» **Problem statement**: Reproduce each of the lines below word for word, changing nothing.

» **Records**:
#####
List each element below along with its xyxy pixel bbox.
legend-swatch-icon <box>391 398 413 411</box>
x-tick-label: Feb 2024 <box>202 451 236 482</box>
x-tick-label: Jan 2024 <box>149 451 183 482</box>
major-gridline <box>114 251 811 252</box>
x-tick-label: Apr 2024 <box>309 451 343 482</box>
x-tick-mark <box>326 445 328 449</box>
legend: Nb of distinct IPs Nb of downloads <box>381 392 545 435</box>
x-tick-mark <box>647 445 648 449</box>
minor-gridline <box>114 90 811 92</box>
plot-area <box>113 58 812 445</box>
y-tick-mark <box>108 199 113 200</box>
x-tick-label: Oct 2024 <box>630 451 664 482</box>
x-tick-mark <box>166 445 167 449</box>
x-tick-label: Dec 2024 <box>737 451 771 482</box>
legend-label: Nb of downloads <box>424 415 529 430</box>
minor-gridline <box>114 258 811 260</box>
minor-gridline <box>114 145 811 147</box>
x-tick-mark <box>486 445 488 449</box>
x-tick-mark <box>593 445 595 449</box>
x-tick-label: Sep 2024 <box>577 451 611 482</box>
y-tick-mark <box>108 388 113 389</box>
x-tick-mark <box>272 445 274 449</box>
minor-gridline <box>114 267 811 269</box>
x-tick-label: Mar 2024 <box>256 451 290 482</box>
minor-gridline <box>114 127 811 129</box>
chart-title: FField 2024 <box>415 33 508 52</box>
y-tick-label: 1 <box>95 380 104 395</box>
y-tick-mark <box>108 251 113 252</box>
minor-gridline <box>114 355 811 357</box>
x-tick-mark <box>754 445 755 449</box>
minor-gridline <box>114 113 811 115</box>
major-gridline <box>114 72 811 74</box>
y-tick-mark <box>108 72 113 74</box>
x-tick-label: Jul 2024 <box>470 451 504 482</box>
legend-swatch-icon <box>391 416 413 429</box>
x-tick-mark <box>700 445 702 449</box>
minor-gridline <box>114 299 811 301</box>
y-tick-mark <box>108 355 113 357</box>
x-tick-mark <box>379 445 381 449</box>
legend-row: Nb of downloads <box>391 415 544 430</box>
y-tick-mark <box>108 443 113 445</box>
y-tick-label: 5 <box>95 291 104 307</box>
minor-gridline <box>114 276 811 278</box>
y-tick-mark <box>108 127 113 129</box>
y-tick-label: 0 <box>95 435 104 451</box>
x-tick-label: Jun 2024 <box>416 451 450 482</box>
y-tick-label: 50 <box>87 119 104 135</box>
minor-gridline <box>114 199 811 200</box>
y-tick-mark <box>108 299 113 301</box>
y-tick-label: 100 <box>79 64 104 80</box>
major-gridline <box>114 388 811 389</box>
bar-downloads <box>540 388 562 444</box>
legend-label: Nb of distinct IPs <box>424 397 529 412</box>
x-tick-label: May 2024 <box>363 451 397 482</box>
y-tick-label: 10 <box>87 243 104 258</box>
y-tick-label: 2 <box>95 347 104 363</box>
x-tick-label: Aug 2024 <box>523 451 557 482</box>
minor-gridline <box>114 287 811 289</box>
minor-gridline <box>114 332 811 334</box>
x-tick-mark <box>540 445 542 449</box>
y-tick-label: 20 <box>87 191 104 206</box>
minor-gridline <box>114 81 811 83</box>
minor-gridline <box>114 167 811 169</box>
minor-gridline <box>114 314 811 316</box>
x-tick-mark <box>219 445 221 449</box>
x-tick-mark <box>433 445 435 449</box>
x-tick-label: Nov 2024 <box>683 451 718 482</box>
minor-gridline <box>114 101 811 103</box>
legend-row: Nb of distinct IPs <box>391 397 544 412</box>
#####
» **Response to the exercise**:
List each element below along with its xyxy pixel bbox.
legend-swatch-icon <box>391 398 413 411</box>
x-tick-label: Feb 2024 <box>202 451 236 482</box>
x-tick-label: Jan 2024 <box>149 451 183 482</box>
major-gridline <box>114 251 811 252</box>
x-tick-label: Apr 2024 <box>309 451 343 482</box>
x-tick-mark <box>326 445 328 449</box>
legend: Nb of distinct IPs Nb of downloads <box>381 392 545 435</box>
x-tick-mark <box>647 445 648 449</box>
minor-gridline <box>114 90 811 92</box>
plot-area <box>113 58 812 445</box>
y-tick-mark <box>108 199 113 200</box>
x-tick-label: Oct 2024 <box>630 451 664 482</box>
x-tick-mark <box>166 445 167 449</box>
x-tick-label: Dec 2024 <box>737 451 771 482</box>
legend-label: Nb of downloads <box>424 415 529 430</box>
minor-gridline <box>114 258 811 260</box>
minor-gridline <box>114 145 811 147</box>
x-tick-mark <box>486 445 488 449</box>
x-tick-mark <box>593 445 595 449</box>
x-tick-label: Sep 2024 <box>577 451 611 482</box>
y-tick-mark <box>108 388 113 389</box>
x-tick-mark <box>272 445 274 449</box>
minor-gridline <box>114 267 811 269</box>
x-tick-label: Mar 2024 <box>256 451 290 482</box>
minor-gridline <box>114 127 811 129</box>
chart-title: FField 2024 <box>415 33 508 52</box>
y-tick-label: 1 <box>95 380 104 395</box>
y-tick-mark <box>108 251 113 252</box>
minor-gridline <box>114 355 811 357</box>
x-tick-mark <box>754 445 755 449</box>
minor-gridline <box>114 113 811 115</box>
major-gridline <box>114 72 811 74</box>
y-tick-mark <box>108 72 113 74</box>
x-tick-label: Jul 2024 <box>470 451 504 482</box>
legend-swatch-icon <box>391 416 413 429</box>
x-tick-mark <box>700 445 702 449</box>
minor-gridline <box>114 299 811 301</box>
y-tick-mark <box>108 355 113 357</box>
x-tick-mark <box>379 445 381 449</box>
legend-row: Nb of downloads <box>391 415 544 430</box>
y-tick-mark <box>108 443 113 445</box>
y-tick-label: 5 <box>95 291 104 307</box>
minor-gridline <box>114 276 811 278</box>
y-tick-mark <box>108 127 113 129</box>
y-tick-label: 0 <box>95 435 104 451</box>
x-tick-label: Jun 2024 <box>416 451 450 482</box>
y-tick-label: 50 <box>87 119 104 135</box>
minor-gridline <box>114 199 811 200</box>
y-tick-mark <box>108 299 113 301</box>
y-tick-label: 100 <box>79 64 104 80</box>
major-gridline <box>114 388 811 389</box>
bar-downloads <box>540 388 562 444</box>
legend-label: Nb of distinct IPs <box>424 397 529 412</box>
x-tick-label: May 2024 <box>363 451 397 482</box>
y-tick-label: 10 <box>87 243 104 258</box>
y-tick-label: 2 <box>95 347 104 363</box>
x-tick-label: Aug 2024 <box>523 451 557 482</box>
minor-gridline <box>114 287 811 289</box>
minor-gridline <box>114 332 811 334</box>
x-tick-mark <box>540 445 542 449</box>
y-tick-label: 20 <box>87 191 104 206</box>
minor-gridline <box>114 81 811 83</box>
minor-gridline <box>114 167 811 169</box>
minor-gridline <box>114 314 811 316</box>
x-tick-mark <box>219 445 221 449</box>
x-tick-mark <box>433 445 435 449</box>
x-tick-label: Nov 2024 <box>683 451 718 482</box>
minor-gridline <box>114 101 811 103</box>
legend-row: Nb of distinct IPs <box>391 397 544 412</box>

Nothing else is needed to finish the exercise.